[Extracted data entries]
>>
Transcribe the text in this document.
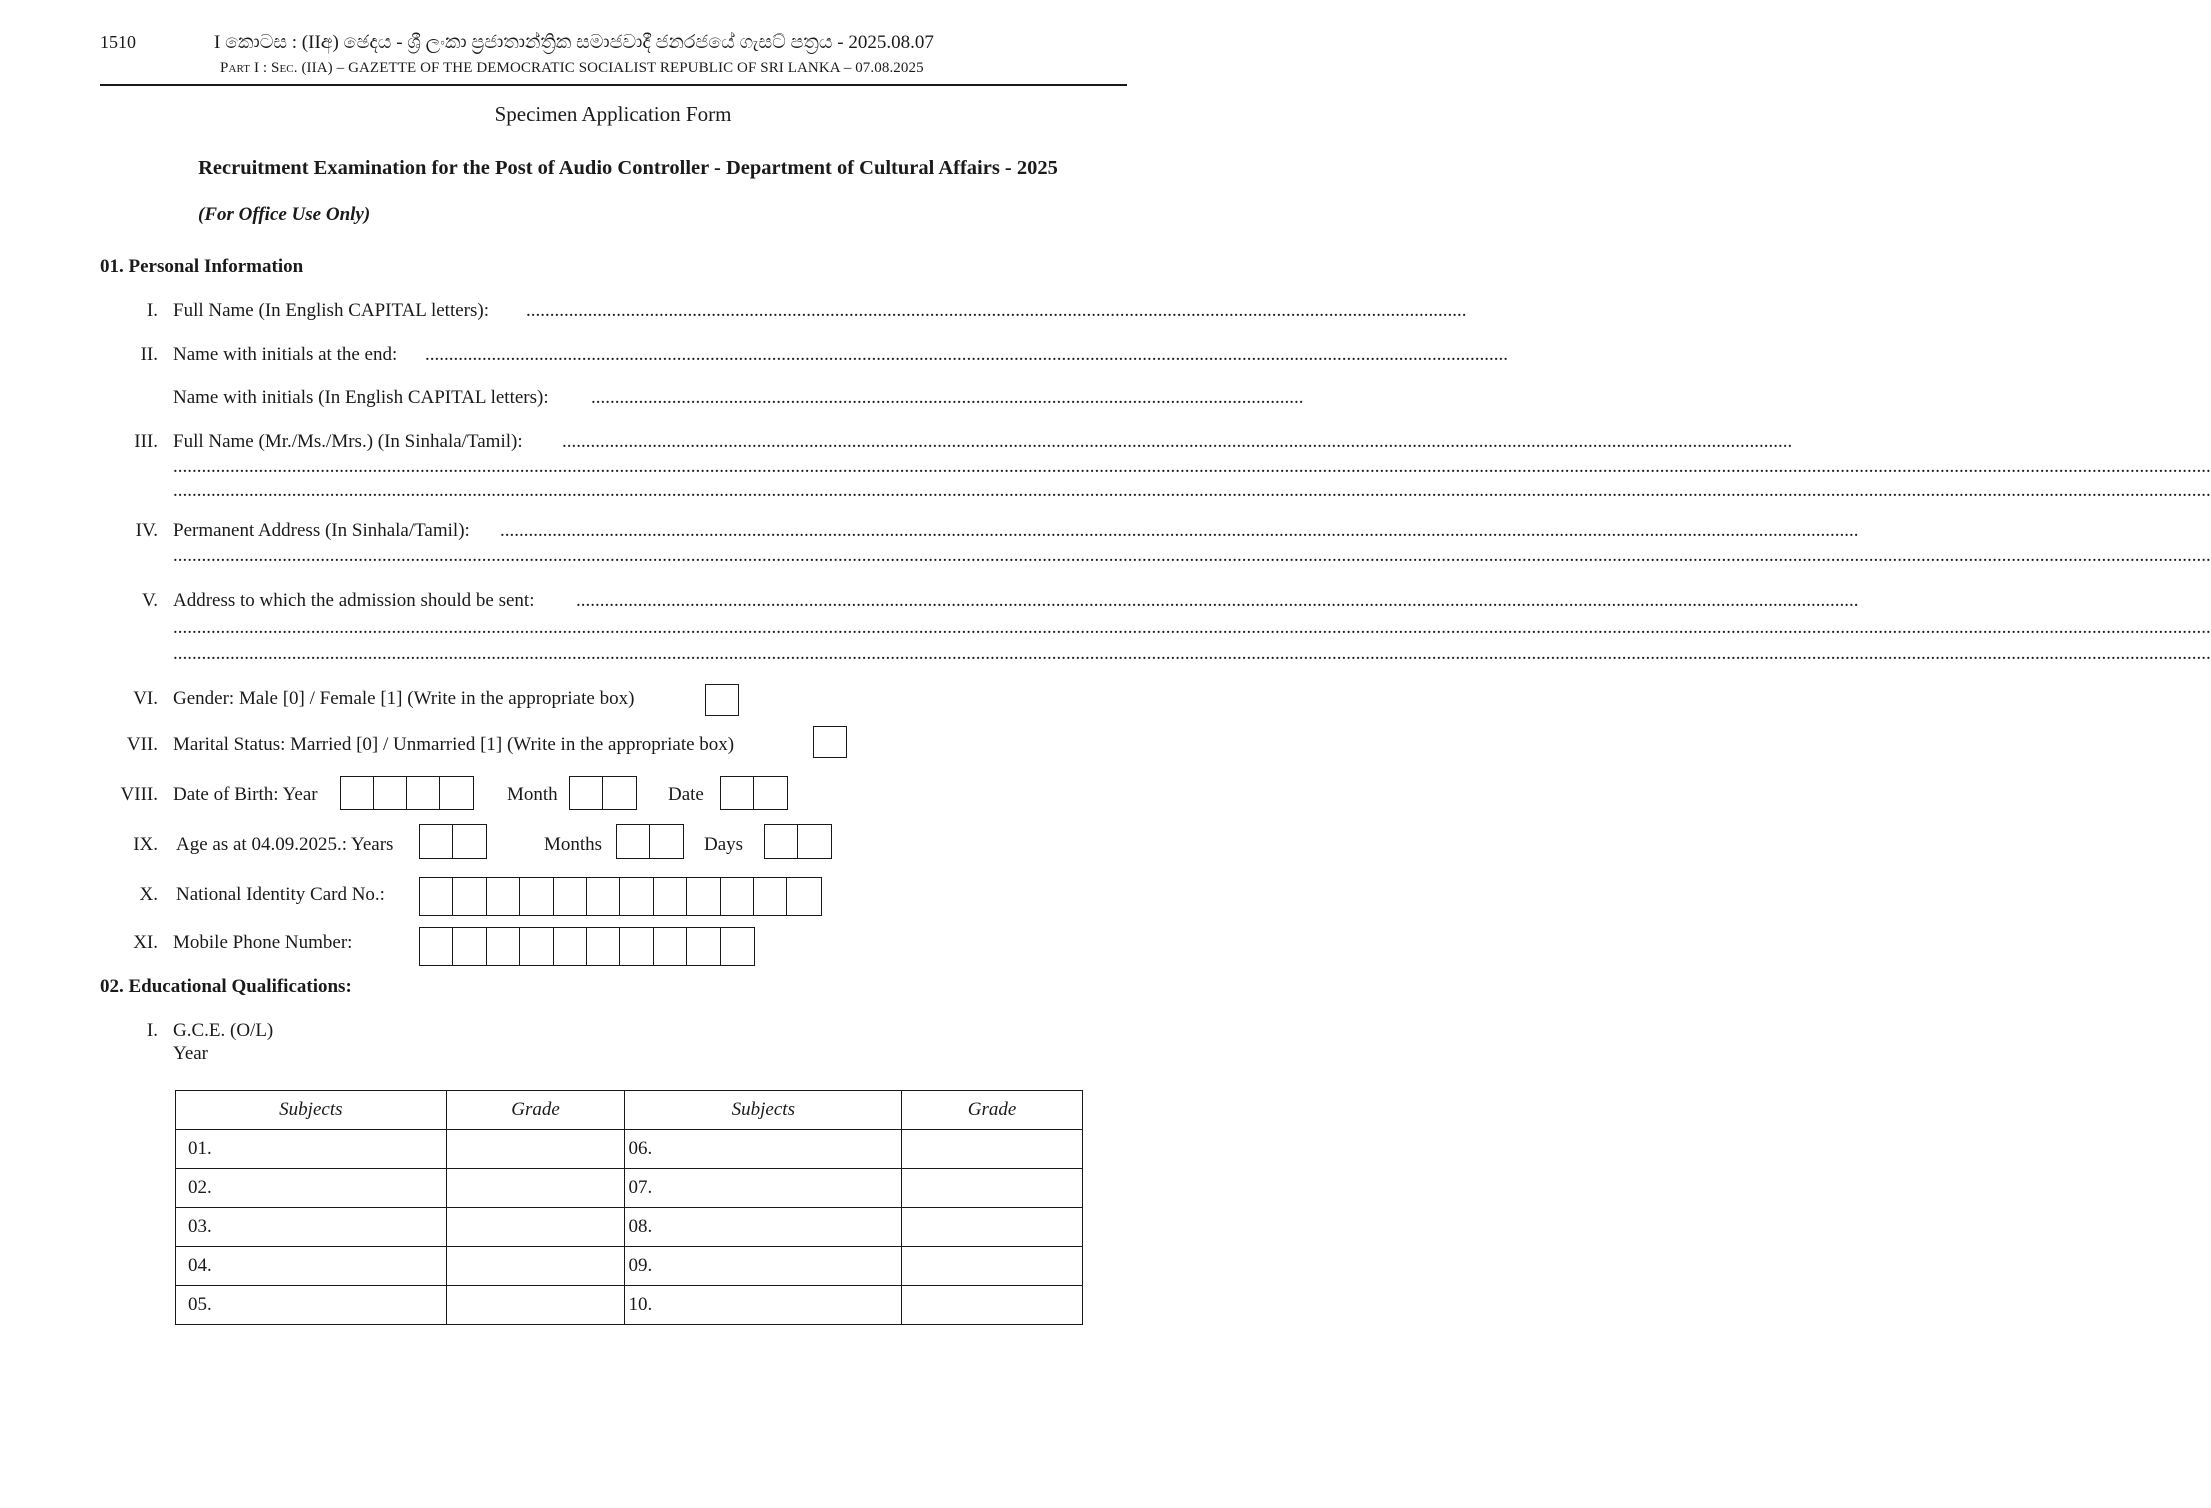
1510	I කොටස : (IIඅ) ඡෙදය - ශ්‍රී ලංකා ප්‍රජාතාන්ත්‍රික සමාජවාදී ජනරජයේ ගැසට් පත්‍රය - 2025.08.07
Part I : Sec. (IIA) – GAZETTE OF THE DEMOCRATIC SOCIALIST REPUBLIC OF SRI LANKA – 07.08.2025
Specimen Application Form
Recruitment Examination for the Post of Audio Controller - Department of Cultural Affairs - 2025
(For Office Use Only)
01. Personal Information
I. Full Name (In English CAPITAL letters): ......................................................................................................................................................................................................
II. Name with initials at the end: ....................................................................................................................................................................................................................................
Name with initials (In English CAPITAL letters): ......................................................................................................................................................
III. Full Name (Mr./Ms./Mrs.) (In Sinhala/Tamil): ...................................................................................................................................................................................................................................................................
.............................................................................................................................................................................................................................................................................................................................................................................................................................................
.............................................................................................................................................................................................................................................................................................................................................................................................................................................
IV. Permanent Address (In Sinhala/Tamil): ..............................................................................................................................................................................................................................................................................................
.............................................................................................................................................................................................................................................................................................................................................................................................................................................
V. Address to which the admission should be sent: ..............................................................................................................................................................................................................................................................................
.............................................................................................................................................................................................................................................................................................................................................................................................................................................
.............................................................................................................................................................................................................................................................................................................................................................................................................................................
VI. Gender: Male [0] / Female [1] (Write in the appropriate box)
VII. Marital Status: Married [0] / Unmarried [1] (Write in the appropriate box)
VIII. Date of Birth: Year	Month	Date
IX. Age as at 04.09.2025.: Years	Months	Days
X. National Identity Card No.:
XI. Mobile Phone Number:
02. Educational Qualifications:
I. G.C.E. (O/L)
Year
Subjects	Grade	Subjects	Grade
01.		06.	
02.		07.	
03.		08.	
04.		09.	
05.		10.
<<
[Task to complete] Go through the entries above and print each one exactly, minus the pictures.

[Written answer]
Transcribe the text in this document.
1510	I කොටස : (IIඅ) ඡෙදය - ශ්‍රී ලංකා ප්‍රජාතාන්ත්‍රික සමාජවාදී ජනරජයේ ගැසට් පත්‍රය - 2025.08.07
Part I : Sec. (IIA) – GAZETTE OF THE DEMOCRATIC SOCIALIST REPUBLIC OF SRI LANKA – 07.08.2025
Specimen Application Form
Recruitment Examination for the Post of Audio Controller - Department of Cultural Affairs - 2025
(For Office Use Only)
01. Personal Information
I. Full Name (In English CAPITAL letters): ......................................................................................................................................................................................................
II. Name with initials at the end: ....................................................................................................................................................................................................................................
Name with initials (In English CAPITAL letters): ......................................................................................................................................................
III. Full Name (Mr./Ms./Mrs.) (In Sinhala/Tamil): ...................................................................................................................................................................................................................................................................
.............................................................................................................................................................................................................................................................................................................................................................................................................................................
.............................................................................................................................................................................................................................................................................................................................................................................................................................................
IV. Permanent Address (In Sinhala/Tamil): ..............................................................................................................................................................................................................................................................................................
.............................................................................................................................................................................................................................................................................................................................................................................................................................................
V. Address to which the admission should be sent: ..............................................................................................................................................................................................................................................................................
.............................................................................................................................................................................................................................................................................................................................................................................................................................................
.............................................................................................................................................................................................................................................................................................................................................................................................................................................
VI. Gender: Male [0] / Female [1] (Write in the appropriate box)
VII. Marital Status: Married [0] / Unmarried [1] (Write in the appropriate box)
VIII. Date of Birth: Year	Month	Date
IX. Age as at 04.09.2025.: Years	Months	Days
X. National Identity Card No.:
XI. Mobile Phone Number:
02. Educational Qualifications:
I. G.C.E. (O/L)
Year
Subjects	Grade	Subjects	Grade
01.		06.	
02.		07.	
03.		08.	
04.		09.	
05.		10.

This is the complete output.